Given problem:
Only the lines from the line containing "Parse this screenshot: output" to the end of the entries should be repeated, exactly as they appear.

(Stored data entries)
- - - - - - -

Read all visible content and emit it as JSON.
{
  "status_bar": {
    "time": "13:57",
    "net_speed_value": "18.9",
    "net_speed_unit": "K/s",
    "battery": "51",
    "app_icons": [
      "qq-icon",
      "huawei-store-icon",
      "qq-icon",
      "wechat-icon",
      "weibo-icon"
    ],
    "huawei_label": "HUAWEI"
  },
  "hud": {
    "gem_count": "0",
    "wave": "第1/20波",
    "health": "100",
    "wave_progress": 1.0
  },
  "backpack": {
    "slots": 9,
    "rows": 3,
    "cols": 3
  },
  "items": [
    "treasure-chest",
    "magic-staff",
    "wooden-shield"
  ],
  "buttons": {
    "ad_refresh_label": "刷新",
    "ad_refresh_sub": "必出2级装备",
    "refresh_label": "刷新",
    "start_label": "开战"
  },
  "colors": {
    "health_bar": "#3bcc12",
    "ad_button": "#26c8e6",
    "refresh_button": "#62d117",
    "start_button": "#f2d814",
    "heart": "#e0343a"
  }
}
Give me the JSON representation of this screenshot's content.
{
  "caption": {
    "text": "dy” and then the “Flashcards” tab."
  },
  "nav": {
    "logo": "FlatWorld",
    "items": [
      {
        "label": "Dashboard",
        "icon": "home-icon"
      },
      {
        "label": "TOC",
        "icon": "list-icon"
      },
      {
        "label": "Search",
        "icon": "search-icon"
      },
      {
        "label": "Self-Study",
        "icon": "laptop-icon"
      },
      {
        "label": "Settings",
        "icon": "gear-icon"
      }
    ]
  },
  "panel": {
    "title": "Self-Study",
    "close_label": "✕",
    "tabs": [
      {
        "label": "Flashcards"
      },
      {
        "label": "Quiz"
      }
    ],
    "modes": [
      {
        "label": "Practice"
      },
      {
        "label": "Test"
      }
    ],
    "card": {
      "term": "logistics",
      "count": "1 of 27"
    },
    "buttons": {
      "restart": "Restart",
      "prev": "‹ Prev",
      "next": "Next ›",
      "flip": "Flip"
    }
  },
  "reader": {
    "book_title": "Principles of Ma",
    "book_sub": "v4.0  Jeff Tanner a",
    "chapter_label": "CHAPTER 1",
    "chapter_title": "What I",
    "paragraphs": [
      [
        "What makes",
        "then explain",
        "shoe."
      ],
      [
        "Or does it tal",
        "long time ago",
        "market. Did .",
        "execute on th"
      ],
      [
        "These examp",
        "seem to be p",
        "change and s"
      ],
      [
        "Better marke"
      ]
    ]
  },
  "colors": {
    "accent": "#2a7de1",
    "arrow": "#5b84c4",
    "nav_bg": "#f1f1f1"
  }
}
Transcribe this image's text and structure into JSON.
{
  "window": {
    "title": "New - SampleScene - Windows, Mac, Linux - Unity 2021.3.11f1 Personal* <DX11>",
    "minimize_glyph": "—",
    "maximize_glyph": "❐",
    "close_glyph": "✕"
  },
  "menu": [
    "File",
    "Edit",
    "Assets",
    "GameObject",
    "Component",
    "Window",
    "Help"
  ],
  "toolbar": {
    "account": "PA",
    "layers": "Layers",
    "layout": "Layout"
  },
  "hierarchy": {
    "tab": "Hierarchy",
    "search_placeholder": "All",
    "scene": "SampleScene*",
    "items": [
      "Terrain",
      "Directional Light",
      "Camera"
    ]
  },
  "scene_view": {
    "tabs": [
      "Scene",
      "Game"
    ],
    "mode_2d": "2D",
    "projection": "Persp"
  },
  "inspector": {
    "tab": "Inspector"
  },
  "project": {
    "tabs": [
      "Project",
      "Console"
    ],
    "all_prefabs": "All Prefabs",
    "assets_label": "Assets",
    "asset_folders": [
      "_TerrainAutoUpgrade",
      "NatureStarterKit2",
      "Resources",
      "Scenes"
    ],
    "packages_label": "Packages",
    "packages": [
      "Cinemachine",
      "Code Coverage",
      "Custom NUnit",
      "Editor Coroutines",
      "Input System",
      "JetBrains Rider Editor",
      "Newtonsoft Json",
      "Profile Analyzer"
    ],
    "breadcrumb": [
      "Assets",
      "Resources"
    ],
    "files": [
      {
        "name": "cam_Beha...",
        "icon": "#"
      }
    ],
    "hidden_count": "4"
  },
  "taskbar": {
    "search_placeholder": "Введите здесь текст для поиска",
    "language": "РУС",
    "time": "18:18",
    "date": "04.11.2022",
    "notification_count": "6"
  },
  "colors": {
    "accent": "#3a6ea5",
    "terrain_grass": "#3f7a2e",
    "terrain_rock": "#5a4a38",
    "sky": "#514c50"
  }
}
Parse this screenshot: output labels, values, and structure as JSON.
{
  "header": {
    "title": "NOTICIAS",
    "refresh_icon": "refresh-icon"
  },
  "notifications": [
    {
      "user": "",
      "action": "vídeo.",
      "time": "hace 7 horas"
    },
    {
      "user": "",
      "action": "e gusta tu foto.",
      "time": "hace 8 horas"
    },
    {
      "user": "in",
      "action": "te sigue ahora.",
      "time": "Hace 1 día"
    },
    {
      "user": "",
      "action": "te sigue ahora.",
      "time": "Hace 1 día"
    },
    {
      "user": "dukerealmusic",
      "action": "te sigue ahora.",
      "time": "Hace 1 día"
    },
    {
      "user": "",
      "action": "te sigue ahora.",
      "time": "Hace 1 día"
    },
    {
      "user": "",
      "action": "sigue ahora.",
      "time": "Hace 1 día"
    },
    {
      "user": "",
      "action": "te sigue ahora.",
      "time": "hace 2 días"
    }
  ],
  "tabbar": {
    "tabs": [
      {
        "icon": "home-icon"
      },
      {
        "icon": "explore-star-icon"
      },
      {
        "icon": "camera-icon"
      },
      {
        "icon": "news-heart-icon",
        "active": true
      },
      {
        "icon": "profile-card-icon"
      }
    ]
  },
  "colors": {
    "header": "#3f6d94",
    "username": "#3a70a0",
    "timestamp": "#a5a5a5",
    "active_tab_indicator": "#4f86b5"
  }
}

- - - - - - -

Written solution:
Parse this screenshot: output labels, values, and structure as JSON.
{
  "header": {
    "title": "NOTICIAS",
    "refresh_icon": "refresh-icon"
  },
  "notifications": [
    {
      "user": "",
      "action": "vídeo.",
      "time": "hace 7 horas"
    },
    {
      "user": "",
      "action": "e gusta tu foto.",
      "time": "hace 8 horas"
    },
    {
      "user": "in",
      "action": "te sigue ahora.",
      "time": "Hace 1 día"
    },
    {
      "user": "",
      "action": "te sigue ahora.",
      "time": "Hace 1 día"
    },
    {
      "user": "dukerealmusic",
      "action": "te sigue ahora.",
      "time": "Hace 1 día"
    },
    {
      "user": "",
      "action": "te sigue ahora.",
      "time": "Hace 1 día"
    },
    {
      "user": "",
      "action": "sigue ahora.",
      "time": "Hace 1 día"
    },
    {
      "user": "",
      "action": "te sigue ahora.",
      "time": "hace 2 días"
    }
  ],
  "tabbar": {
    "tabs": [
      {
        "icon": "home-icon"
      },
      {
        "icon": "explore-star-icon"
      },
      {
        "icon": "camera-icon"
      },
      {
        "icon": "news-heart-icon",
        "active": true
      },
      {
        "icon": "profile-card-icon"
      }
    ]
  },
  "colors": {
    "header": "#3f6d94",
    "username": "#3a70a0",
    "timestamp": "#a5a5a5",
    "active_tab_indicator": "#4f86b5"
  }
}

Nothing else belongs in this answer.